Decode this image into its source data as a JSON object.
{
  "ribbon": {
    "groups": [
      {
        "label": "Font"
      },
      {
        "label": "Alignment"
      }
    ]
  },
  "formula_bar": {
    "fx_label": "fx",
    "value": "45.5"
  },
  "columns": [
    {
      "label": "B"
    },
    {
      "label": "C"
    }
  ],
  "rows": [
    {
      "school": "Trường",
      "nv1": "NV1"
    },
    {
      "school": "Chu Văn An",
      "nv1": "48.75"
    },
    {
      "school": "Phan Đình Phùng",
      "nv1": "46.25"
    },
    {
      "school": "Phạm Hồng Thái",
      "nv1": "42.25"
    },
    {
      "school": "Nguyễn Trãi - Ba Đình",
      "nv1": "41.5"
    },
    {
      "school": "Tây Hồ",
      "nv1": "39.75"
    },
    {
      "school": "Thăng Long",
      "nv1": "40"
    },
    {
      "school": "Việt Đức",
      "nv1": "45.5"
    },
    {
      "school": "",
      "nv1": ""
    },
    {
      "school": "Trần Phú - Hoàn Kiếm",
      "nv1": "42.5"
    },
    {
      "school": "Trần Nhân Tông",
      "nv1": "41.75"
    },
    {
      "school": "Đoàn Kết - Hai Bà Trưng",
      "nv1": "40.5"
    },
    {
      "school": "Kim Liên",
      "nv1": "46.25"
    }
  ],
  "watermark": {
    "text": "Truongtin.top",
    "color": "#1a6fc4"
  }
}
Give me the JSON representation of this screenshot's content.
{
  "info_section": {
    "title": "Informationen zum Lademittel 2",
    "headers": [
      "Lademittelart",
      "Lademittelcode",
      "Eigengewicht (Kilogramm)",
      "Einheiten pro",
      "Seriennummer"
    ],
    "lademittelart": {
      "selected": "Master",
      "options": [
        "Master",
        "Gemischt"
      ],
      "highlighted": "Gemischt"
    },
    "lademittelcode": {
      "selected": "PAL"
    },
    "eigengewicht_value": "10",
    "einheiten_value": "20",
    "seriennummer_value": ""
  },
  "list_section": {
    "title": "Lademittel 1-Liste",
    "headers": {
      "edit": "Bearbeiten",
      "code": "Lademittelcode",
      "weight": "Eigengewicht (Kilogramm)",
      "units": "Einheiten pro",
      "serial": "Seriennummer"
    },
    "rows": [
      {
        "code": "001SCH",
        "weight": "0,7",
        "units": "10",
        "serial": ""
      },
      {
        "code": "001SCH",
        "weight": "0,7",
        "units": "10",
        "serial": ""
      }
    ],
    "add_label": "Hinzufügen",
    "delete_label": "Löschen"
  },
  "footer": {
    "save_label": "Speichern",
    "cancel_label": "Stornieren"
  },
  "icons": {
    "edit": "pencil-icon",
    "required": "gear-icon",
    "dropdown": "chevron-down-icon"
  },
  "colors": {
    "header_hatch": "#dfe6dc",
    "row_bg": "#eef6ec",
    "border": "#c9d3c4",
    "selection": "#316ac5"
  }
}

◇ ◇ ◇ ◇ ◇ ◇ ◇

Take the entries above and transcribe them in full.

Decode this image into its source data as a JSON object.
{
  "ribbon": {
    "groups": [
      {
        "label": "Font"
      },
      {
        "label": "Alignment"
      }
    ]
  },
  "formula_bar": {
    "fx_label": "fx",
    "value": "45.5"
  },
  "columns": [
    {
      "label": "B"
    },
    {
      "label": "C"
    }
  ],
  "rows": [
    {
      "school": "Trường",
      "nv1": "NV1"
    },
    {
      "school": "Chu Văn An",
      "nv1": "48.75"
    },
    {
      "school": "Phan Đình Phùng",
      "nv1": "46.25"
    },
    {
      "school": "Phạm Hồng Thái",
      "nv1": "42.25"
    },
    {
      "school": "Nguyễn Trãi - Ba Đình",
      "nv1": "41.5"
    },
    {
      "school": "Tây Hồ",
      "nv1": "39.75"
    },
    {
      "school": "Thăng Long",
      "nv1": "40"
    },
    {
      "school": "Việt Đức",
      "nv1": "45.5"
    },
    {
      "school": "",
      "nv1": ""
    },
    {
      "school": "Trần Phú - Hoàn Kiếm",
      "nv1": "42.5"
    },
    {
      "school": "Trần Nhân Tông",
      "nv1": "41.75"
    },
    {
      "school": "Đoàn Kết - Hai Bà Trưng",
      "nv1": "40.5"
    },
    {
      "school": "Kim Liên",
      "nv1": "46.25"
    }
  ],
  "watermark": {
    "text": "Truongtin.top",
    "color": "#1a6fc4"
  }
}
Give me the JSON representation of this screenshot's content.
{
  "info_section": {
    "title": "Informationen zum Lademittel 2",
    "headers": [
      "Lademittelart",
      "Lademittelcode",
      "Eigengewicht (Kilogramm)",
      "Einheiten pro",
      "Seriennummer"
    ],
    "lademittelart": {
      "selected": "Master",
      "options": [
        "Master",
        "Gemischt"
      ],
      "highlighted": "Gemischt"
    },
    "lademittelcode": {
      "selected": "PAL"
    },
    "eigengewicht_value": "10",
    "einheiten_value": "20",
    "seriennummer_value": ""
  },
  "list_section": {
    "title": "Lademittel 1-Liste",
    "headers": {
      "edit": "Bearbeiten",
      "code": "Lademittelcode",
      "weight": "Eigengewicht (Kilogramm)",
      "units": "Einheiten pro",
      "serial": "Seriennummer"
    },
    "rows": [
      {
        "code": "001SCH",
        "weight": "0,7",
        "units": "10",
        "serial": ""
      },
      {
        "code": "001SCH",
        "weight": "0,7",
        "units": "10",
        "serial": ""
      }
    ],
    "add_label": "Hinzufügen",
    "delete_label": "Löschen"
  },
  "footer": {
    "save_label": "Speichern",
    "cancel_label": "Stornieren"
  },
  "icons": {
    "edit": "pencil-icon",
    "required": "gear-icon",
    "dropdown": "chevron-down-icon"
  },
  "colors": {
    "header_hatch": "#dfe6dc",
    "row_bg": "#eef6ec",
    "border": "#c9d3c4",
    "selection": "#316ac5"
  }
}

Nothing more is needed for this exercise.